▶ **PROBLEM**
Produce the listing below again, exactly as shown.

(Records excerpted from a collection)
################

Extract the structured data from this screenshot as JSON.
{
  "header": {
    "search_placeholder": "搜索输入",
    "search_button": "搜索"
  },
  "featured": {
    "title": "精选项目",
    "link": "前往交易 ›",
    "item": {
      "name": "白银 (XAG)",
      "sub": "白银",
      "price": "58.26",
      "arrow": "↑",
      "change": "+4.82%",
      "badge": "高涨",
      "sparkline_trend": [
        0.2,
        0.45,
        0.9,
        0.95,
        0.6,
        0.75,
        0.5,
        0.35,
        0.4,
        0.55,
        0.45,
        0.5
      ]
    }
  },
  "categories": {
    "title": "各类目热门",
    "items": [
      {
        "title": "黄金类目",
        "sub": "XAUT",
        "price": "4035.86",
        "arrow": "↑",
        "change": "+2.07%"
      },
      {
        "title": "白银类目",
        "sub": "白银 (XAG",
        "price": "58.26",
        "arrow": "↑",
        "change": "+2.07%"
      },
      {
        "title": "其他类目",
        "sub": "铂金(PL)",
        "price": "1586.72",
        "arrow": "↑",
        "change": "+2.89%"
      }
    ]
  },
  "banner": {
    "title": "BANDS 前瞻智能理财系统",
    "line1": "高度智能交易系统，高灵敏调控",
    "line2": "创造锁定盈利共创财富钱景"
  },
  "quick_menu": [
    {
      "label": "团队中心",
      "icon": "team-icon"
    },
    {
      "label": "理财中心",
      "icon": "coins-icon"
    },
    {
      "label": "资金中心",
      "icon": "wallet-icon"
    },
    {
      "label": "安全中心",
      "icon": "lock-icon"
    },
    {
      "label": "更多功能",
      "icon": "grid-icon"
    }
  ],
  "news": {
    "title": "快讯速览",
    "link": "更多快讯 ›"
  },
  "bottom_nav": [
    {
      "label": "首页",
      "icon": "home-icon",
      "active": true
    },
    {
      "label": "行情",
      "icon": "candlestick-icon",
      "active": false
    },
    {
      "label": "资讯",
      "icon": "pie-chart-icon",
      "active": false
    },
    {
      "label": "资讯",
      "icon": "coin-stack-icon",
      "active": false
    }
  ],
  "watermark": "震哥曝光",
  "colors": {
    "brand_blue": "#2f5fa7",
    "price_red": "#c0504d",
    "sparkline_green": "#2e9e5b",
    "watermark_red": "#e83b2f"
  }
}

################

▶ **CORRECT RESULT**
Extract the structured data from this screenshot as JSON.
{
  "header": {
    "search_placeholder": "搜索输入",
    "search_button": "搜索"
  },
  "featured": {
    "title": "精选项目",
    "link": "前往交易 ›",
    "item": {
      "name": "白银 (XAG)",
      "sub": "白银",
      "price": "58.26",
      "arrow": "↑",
      "change": "+4.82%",
      "badge": "高涨",
      "sparkline_trend": [
        0.2,
        0.45,
        0.9,
        0.95,
        0.6,
        0.75,
        0.5,
        0.35,
        0.4,
        0.55,
        0.45,
        0.5
      ]
    }
  },
  "categories": {
    "title": "各类目热门",
    "items": [
      {
        "title": "黄金类目",
        "sub": "XAUT",
        "price": "4035.86",
        "arrow": "↑",
        "change": "+2.07%"
      },
      {
        "title": "白银类目",
        "sub": "白银 (XAG",
        "price": "58.26",
        "arrow": "↑",
        "change": "+2.07%"
      },
      {
        "title": "其他类目",
        "sub": "铂金(PL)",
        "price": "1586.72",
        "arrow": "↑",
        "change": "+2.89%"
      }
    ]
  },
  "banner": {
    "title": "BANDS 前瞻智能理财系统",
    "line1": "高度智能交易系统，高灵敏调控",
    "line2": "创造锁定盈利共创财富钱景"
  },
  "quick_menu": [
    {
      "label": "团队中心",
      "icon": "team-icon"
    },
    {
      "label": "理财中心",
      "icon": "coins-icon"
    },
    {
      "label": "资金中心",
      "icon": "wallet-icon"
    },
    {
      "label": "安全中心",
      "icon": "lock-icon"
    },
    {
      "label": "更多功能",
      "icon": "grid-icon"
    }
  ],
  "news": {
    "title": "快讯速览",
    "link": "更多快讯 ›"
  },
  "bottom_nav": [
    {
      "label": "首页",
      "icon": "home-icon",
      "active": true
    },
    {
      "label": "行情",
      "icon": "candlestick-icon",
      "active": false
    },
    {
      "label": "资讯",
      "icon": "pie-chart-icon",
      "active": false
    },
    {
      "label": "资讯",
      "icon": "coin-stack-icon",
      "active": false
    }
  ],
  "watermark": "震哥曝光",
  "colors": {
    "brand_blue": "#2f5fa7",
    "price_red": "#c0504d",
    "sparkline_green": "#2e9e5b",
    "watermark_red": "#e83b2f"
  }
}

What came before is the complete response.